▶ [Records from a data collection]
● ● ●
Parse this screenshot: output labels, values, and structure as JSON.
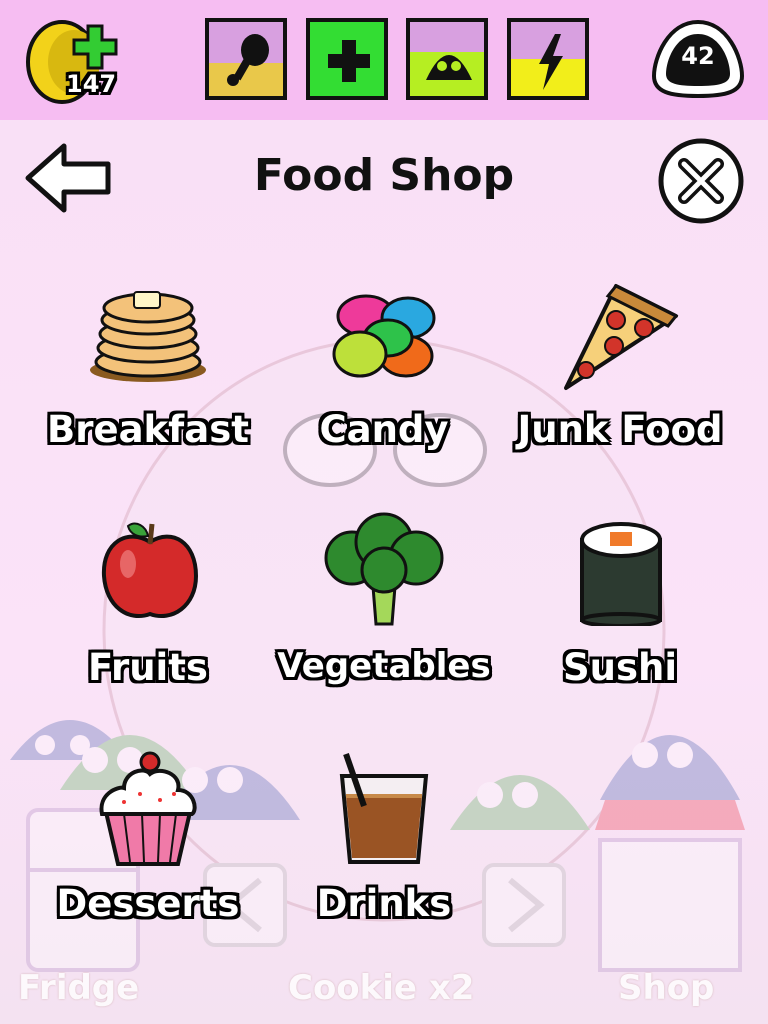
{
  "hud": {
    "coins": "147",
    "level": "42",
    "stats": [
      {
        "icon": "drumstick-icon",
        "fill": 0.45,
        "color": "#e9c84a"
      },
      {
        "icon": "health-plus-icon",
        "fill": 1.0,
        "color": "#33dd33"
      },
      {
        "icon": "happy-face-icon",
        "fill": 0.6,
        "color": "#b6ee22"
      },
      {
        "icon": "lightning-icon",
        "fill": 0.5,
        "color": "#f2ee1a"
      }
    ]
  },
  "header": {
    "title": "Food Shop"
  },
  "categories": [
    {
      "label": "Breakfast",
      "icon": "pancakes-icon"
    },
    {
      "label": "Candy",
      "icon": "jelly-beans-icon"
    },
    {
      "label": "Junk Food",
      "icon": "pizza-icon"
    },
    {
      "label": "Fruits",
      "icon": "apple-icon"
    },
    {
      "label": "Vegetables",
      "icon": "broccoli-icon"
    },
    {
      "label": "Sushi",
      "icon": "sushi-icon"
    },
    {
      "label": "Desserts",
      "icon": "cupcake-icon"
    },
    {
      "label": "Drinks",
      "icon": "drink-glass-icon"
    }
  ],
  "footer": {
    "left": "Fridge",
    "center": "Cookie x2",
    "right": "Shop"
  }
}
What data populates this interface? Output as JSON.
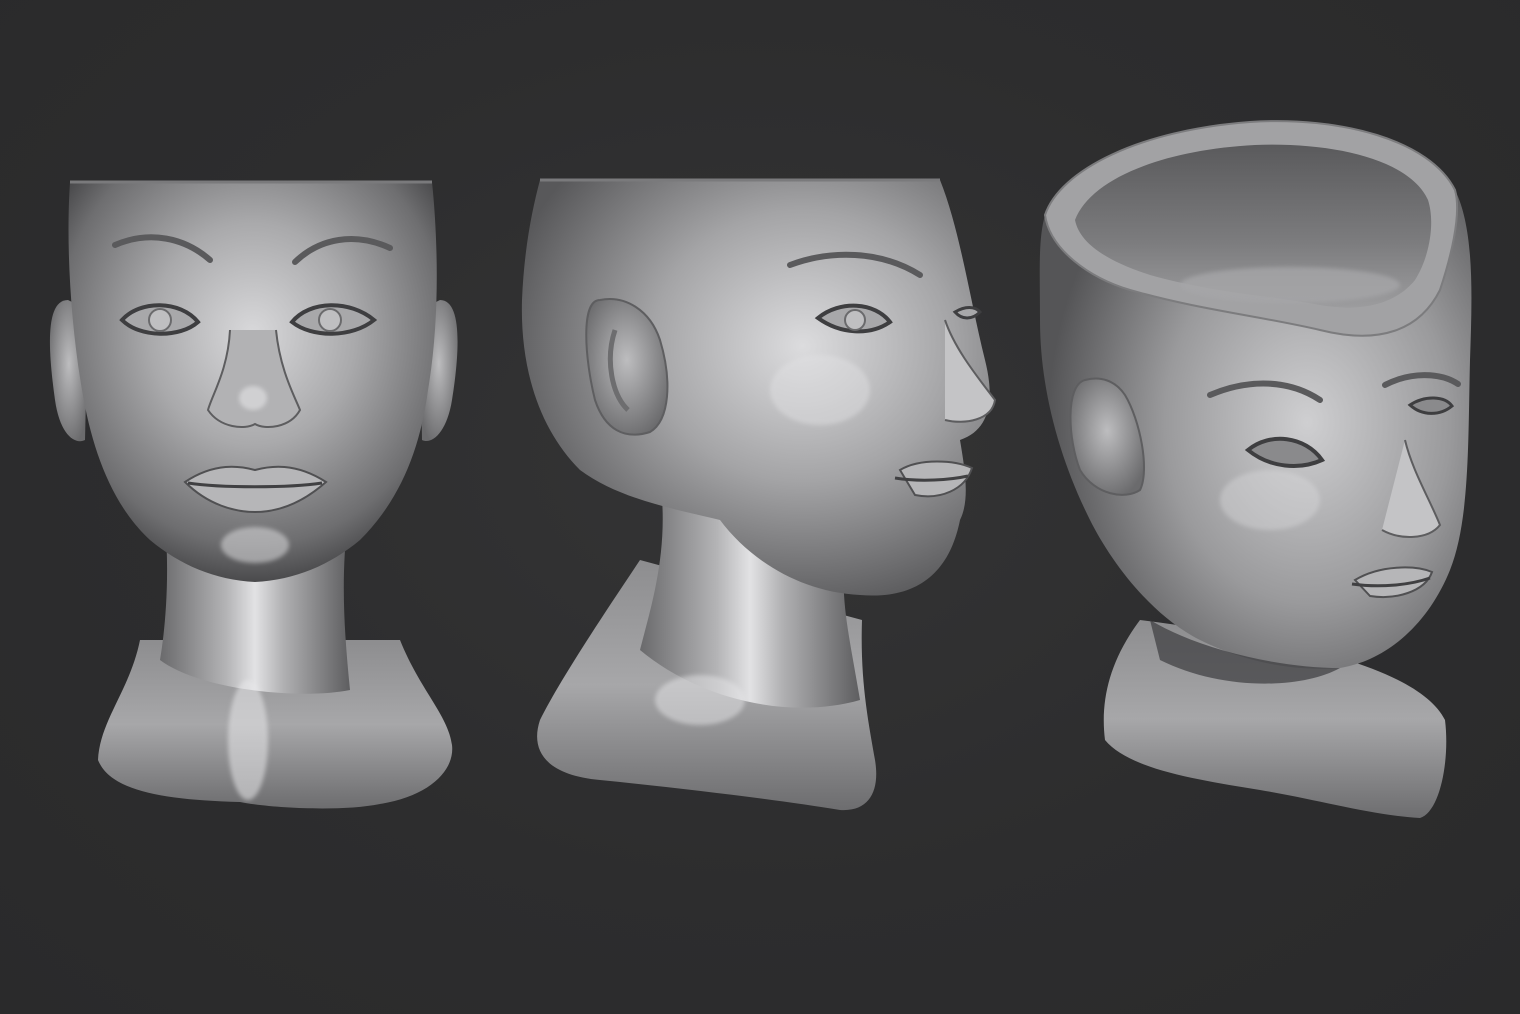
{
  "scene": {
    "background_color": "#2d2d2e",
    "clay_color": "#9a9a9c",
    "highlight_color": "#e6e6e8",
    "shadow_color": "#3a3a3c",
    "views": [
      {
        "id": "front",
        "description_icon": "head-front-view"
      },
      {
        "id": "side",
        "description_icon": "head-three-quarter-view"
      },
      {
        "id": "top",
        "description_icon": "head-open-top-view"
      }
    ]
  }
}
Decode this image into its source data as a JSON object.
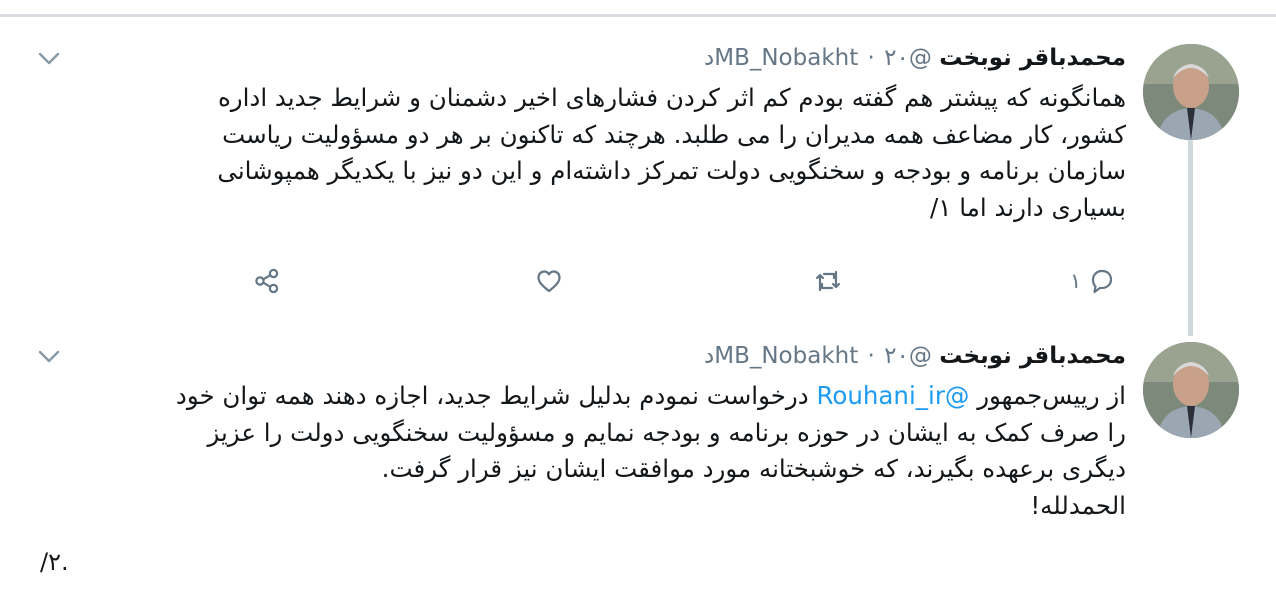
{
  "tweets": [
    {
      "name": "محمدباقر نوبخت",
      "handle": "@MB_Nobakht",
      "separator": "·",
      "time": "۲۰د",
      "lines": [
        "همانگونه که پیشتر هم گفته بودم کم اثر کردن فشارهای اخیر دشمنان و شرایط جدید اداره",
        "کشور، کار مضاعف همه مدیران را می طلبد. هرچند که تاکنون بر هر دو مسؤولیت ریاست",
        "سازمان برنامه و بودجه و سخنگویی دولت تمرکز داشته‌ام و این دو نیز با یکدیگر همپوشانی",
        "بسیاری دارند اما ۱/"
      ],
      "reply_count": "۱"
    },
    {
      "name": "محمدباقر نوبخت",
      "handle": "@MB_Nobakht",
      "separator": "·",
      "time": "۲۰د",
      "line1_before": "از رییس‌جمهور ",
      "mention": "@Rouhani_ir",
      "line1_after": " درخواست نمودم بدلیل شرایط جدید، اجازه دهند همه توان خود",
      "lines": [
        "را صرف کمک به ایشان در حوزه برنامه و بودجه نمایم و مسؤولیت سخنگویی دولت را عزیز",
        "دیگری برعهده بگیرند، که خوشبختانه مورد موافقت ایشان نیز قرار گرفت.",
        "الحمدلله!"
      ]
    }
  ],
  "footer_text": "/۲.",
  "icons": [
    "chevron-down-icon",
    "reply-icon",
    "retweet-icon",
    "like-icon",
    "share-icon"
  ]
}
● ● ●
▶ [Requirements] Select and copy every line of the material that holds the string "جدید".

▶ [Right answer]
        "همانگونه که پیشتر هم گفته بودم کم اثر کردن فشارهای اخیر دشمنان و شرایط جدید اداره",
      "line1_after": " درخواست نمودم بدلیل شرایط جدید، اجازه دهند همه توان خود",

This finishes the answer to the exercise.